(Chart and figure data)
- - - - - - -

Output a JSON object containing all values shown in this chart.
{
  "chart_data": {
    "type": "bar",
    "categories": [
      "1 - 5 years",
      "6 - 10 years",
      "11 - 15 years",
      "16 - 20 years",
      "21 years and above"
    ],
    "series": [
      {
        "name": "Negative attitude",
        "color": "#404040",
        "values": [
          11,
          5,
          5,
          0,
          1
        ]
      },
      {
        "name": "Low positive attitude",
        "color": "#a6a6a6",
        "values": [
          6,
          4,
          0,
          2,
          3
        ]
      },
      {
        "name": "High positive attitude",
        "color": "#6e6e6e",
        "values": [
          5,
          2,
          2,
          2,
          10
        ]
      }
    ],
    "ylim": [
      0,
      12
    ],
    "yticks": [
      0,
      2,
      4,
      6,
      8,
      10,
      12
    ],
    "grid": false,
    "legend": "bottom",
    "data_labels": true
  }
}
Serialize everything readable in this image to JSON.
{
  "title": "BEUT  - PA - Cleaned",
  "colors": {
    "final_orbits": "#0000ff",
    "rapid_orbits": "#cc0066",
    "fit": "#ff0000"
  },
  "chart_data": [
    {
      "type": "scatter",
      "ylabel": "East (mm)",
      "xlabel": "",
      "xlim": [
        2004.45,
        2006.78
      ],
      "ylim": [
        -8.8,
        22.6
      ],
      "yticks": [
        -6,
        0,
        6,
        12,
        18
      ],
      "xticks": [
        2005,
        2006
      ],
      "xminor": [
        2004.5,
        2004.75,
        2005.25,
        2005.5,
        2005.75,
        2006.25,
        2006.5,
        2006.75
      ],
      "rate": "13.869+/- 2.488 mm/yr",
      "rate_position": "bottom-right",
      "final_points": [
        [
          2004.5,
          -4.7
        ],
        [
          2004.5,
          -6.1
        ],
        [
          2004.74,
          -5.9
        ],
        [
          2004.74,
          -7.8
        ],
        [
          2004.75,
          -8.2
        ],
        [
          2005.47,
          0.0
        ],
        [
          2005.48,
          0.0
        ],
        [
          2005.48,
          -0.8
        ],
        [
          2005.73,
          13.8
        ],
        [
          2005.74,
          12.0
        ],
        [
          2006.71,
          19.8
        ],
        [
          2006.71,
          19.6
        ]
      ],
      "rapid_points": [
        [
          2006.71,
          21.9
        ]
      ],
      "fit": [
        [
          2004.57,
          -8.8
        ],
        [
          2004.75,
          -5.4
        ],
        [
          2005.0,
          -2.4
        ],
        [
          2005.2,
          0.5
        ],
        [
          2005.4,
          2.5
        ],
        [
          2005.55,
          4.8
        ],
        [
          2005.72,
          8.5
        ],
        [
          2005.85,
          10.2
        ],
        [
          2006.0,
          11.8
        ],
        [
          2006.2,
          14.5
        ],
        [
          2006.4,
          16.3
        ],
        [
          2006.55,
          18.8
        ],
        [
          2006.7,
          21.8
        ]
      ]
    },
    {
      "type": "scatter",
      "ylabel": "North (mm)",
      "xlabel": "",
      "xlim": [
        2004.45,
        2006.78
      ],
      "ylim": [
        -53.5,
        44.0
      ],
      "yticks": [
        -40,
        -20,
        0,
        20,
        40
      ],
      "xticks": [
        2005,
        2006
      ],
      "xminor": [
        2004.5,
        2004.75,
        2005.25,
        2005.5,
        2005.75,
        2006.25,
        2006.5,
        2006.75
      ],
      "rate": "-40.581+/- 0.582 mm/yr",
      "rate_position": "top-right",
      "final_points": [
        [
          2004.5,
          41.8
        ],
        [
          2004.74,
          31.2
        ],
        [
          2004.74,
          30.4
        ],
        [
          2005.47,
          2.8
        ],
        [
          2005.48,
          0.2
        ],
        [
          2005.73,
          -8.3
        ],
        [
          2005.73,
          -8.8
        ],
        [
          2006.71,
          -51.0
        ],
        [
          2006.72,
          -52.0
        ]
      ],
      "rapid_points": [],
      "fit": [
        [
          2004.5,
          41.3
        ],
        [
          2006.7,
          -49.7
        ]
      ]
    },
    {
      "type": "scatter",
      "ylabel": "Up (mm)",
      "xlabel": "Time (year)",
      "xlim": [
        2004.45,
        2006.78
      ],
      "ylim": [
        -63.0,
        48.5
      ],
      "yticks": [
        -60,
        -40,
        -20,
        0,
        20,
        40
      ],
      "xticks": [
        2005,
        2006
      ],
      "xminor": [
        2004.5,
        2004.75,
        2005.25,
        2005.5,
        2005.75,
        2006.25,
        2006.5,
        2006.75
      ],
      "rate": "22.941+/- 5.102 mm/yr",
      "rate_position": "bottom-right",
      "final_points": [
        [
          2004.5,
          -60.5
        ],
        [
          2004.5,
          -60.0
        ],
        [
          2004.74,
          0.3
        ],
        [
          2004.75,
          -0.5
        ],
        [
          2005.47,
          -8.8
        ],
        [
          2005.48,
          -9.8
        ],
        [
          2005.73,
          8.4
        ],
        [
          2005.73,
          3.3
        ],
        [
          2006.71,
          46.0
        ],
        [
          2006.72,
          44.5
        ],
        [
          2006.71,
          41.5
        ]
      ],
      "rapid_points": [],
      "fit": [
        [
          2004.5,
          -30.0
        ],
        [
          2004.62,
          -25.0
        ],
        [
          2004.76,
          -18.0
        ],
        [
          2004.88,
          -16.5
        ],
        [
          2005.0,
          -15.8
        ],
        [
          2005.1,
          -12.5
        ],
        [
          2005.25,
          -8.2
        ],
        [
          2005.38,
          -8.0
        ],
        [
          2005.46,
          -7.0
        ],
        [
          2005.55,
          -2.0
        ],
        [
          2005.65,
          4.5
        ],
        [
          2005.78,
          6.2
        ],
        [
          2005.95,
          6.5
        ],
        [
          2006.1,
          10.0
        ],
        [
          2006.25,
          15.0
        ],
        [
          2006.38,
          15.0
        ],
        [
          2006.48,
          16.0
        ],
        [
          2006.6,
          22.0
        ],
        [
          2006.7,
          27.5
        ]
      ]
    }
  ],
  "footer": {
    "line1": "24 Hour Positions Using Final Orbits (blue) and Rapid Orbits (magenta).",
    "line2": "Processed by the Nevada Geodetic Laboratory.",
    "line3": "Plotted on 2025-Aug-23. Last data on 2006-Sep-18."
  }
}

- - - - - - -

What is the number of lines above that contain "ylabel"? Answer with that number only.

3